- _To be done_
Locate each line with the string "negative" in the listing below and copy it.

- _Data shown_
— begin —

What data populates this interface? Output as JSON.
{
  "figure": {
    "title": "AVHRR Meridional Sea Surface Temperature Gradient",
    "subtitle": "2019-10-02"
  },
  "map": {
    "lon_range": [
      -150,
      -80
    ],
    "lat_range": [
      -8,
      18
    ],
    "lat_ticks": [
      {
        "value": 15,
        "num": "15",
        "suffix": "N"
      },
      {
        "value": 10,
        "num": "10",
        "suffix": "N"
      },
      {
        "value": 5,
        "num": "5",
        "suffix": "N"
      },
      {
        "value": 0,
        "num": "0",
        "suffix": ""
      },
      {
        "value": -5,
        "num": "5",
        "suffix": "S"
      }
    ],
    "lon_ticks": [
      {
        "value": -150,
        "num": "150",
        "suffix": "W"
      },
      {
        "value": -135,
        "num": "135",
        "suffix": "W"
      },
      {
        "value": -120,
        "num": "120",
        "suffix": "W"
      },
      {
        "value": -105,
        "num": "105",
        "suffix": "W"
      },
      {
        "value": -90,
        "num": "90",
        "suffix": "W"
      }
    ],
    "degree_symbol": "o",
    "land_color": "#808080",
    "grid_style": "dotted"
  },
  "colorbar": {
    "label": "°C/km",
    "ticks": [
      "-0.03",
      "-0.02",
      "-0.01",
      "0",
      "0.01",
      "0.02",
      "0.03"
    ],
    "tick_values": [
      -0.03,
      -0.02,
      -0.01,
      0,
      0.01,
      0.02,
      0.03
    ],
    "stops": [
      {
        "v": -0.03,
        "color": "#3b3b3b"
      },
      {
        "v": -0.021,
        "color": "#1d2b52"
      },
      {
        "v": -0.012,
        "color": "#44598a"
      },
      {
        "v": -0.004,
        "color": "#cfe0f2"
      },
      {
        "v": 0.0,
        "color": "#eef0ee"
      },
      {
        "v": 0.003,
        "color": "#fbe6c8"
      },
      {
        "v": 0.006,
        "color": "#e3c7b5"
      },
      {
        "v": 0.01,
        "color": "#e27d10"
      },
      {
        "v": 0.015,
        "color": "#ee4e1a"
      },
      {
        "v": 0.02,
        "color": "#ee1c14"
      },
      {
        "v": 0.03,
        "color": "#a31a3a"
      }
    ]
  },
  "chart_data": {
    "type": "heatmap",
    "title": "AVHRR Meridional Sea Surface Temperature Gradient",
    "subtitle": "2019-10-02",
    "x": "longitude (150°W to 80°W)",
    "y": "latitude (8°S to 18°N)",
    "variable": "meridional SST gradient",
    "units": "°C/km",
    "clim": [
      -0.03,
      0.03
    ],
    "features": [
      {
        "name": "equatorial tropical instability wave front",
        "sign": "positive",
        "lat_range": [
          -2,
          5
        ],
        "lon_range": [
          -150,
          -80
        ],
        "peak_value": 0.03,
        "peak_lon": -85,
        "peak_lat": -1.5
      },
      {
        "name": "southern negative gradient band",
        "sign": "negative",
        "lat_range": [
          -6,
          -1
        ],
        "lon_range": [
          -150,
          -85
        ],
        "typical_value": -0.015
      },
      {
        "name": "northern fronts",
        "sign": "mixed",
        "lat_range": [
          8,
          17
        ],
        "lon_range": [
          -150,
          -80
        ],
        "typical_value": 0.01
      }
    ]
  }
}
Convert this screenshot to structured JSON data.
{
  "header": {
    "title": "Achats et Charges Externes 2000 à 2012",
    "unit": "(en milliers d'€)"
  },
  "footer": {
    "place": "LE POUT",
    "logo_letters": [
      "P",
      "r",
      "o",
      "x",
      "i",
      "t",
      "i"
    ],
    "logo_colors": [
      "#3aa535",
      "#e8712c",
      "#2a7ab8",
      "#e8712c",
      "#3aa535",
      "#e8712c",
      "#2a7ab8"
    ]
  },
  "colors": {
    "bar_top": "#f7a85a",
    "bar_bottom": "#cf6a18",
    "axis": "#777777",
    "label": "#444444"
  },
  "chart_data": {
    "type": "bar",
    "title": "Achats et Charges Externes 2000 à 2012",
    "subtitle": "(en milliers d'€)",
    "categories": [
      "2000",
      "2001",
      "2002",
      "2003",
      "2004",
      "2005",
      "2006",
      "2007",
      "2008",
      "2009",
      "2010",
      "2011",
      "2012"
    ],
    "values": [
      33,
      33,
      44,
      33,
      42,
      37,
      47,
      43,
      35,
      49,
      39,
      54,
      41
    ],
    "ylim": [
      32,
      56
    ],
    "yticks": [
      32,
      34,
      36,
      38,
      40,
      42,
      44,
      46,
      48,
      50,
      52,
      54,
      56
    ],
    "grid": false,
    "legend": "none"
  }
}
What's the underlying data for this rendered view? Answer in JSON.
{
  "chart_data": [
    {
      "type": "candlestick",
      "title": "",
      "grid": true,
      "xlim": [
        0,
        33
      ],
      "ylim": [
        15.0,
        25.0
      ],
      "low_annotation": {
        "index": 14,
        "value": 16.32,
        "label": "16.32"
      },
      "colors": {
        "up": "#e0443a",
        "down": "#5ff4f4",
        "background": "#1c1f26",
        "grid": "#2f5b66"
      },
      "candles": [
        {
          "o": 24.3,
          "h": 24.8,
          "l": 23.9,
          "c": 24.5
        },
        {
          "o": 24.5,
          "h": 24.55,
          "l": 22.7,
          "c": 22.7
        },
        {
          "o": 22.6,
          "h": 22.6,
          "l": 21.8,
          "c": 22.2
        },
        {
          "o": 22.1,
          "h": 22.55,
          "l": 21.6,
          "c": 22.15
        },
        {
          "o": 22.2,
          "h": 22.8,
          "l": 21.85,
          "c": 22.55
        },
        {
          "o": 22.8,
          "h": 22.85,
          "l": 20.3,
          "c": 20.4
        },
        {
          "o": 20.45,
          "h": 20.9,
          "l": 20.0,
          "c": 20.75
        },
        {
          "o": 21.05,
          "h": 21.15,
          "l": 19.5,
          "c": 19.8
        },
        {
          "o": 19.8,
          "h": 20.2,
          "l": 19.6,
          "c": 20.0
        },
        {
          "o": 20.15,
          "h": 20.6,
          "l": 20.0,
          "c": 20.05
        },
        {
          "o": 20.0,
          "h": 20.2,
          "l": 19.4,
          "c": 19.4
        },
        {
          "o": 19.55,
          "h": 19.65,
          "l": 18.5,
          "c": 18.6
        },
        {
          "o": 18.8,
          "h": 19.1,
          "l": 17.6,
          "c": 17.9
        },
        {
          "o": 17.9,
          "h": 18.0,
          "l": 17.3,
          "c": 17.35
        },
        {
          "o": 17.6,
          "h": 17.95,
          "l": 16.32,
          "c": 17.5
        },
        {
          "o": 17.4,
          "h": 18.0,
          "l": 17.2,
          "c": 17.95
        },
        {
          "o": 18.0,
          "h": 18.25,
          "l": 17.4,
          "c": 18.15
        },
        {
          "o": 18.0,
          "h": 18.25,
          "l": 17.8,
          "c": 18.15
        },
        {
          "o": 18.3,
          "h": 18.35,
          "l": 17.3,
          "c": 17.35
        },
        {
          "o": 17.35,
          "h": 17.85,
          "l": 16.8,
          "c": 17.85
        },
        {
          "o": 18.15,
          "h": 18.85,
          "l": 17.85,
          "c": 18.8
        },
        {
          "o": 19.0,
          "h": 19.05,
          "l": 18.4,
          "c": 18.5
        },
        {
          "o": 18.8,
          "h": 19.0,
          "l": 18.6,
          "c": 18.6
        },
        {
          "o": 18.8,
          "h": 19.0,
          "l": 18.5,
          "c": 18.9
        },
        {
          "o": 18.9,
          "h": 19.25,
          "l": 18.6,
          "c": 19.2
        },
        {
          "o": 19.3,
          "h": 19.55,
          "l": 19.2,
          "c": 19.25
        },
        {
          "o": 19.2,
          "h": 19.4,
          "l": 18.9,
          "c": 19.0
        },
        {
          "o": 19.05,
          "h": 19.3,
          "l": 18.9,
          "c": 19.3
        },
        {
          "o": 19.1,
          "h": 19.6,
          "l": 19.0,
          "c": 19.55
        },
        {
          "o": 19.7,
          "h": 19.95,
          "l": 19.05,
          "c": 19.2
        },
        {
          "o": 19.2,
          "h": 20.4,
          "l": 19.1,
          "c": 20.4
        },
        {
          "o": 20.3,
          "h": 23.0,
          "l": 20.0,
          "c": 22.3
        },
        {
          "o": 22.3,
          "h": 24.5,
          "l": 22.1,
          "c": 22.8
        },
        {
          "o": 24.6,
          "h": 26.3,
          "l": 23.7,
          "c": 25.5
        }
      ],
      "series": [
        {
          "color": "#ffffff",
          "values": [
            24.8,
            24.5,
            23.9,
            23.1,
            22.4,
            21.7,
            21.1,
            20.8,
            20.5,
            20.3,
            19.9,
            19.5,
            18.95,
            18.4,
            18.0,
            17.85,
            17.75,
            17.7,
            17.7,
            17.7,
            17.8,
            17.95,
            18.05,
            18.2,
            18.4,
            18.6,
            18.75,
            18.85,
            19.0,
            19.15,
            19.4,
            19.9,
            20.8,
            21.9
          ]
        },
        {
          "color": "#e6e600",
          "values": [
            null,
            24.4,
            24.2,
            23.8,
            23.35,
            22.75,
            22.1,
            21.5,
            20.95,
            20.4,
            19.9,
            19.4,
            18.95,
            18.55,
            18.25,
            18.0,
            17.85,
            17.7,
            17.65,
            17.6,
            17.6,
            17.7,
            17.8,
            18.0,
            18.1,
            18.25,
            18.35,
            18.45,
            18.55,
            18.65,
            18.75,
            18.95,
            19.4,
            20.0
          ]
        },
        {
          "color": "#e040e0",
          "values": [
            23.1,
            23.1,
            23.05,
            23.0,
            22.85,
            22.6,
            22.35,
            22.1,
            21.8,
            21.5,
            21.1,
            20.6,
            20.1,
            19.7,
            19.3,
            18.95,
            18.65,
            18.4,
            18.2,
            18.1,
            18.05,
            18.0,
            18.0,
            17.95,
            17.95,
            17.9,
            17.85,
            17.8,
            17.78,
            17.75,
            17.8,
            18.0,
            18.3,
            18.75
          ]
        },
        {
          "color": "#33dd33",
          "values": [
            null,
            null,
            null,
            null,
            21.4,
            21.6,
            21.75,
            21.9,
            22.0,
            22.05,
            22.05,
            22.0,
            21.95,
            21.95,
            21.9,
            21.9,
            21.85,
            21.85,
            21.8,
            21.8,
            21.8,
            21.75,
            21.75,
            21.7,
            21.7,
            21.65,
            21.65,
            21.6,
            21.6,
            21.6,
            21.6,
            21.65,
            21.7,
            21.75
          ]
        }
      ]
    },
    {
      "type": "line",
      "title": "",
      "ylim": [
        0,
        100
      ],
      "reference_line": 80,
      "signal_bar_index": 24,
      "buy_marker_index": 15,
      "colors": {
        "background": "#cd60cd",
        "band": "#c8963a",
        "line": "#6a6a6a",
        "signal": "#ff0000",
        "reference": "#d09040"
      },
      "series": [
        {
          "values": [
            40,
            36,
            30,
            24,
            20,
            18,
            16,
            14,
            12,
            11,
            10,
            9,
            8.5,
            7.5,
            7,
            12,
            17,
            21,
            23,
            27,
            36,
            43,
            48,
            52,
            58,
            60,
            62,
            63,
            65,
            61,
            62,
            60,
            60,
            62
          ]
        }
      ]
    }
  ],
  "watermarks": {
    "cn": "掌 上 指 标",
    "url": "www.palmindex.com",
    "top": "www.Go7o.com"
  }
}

— end —

- _Full answer_
        "name": "southern negative gradient band",
        "sign": "negative",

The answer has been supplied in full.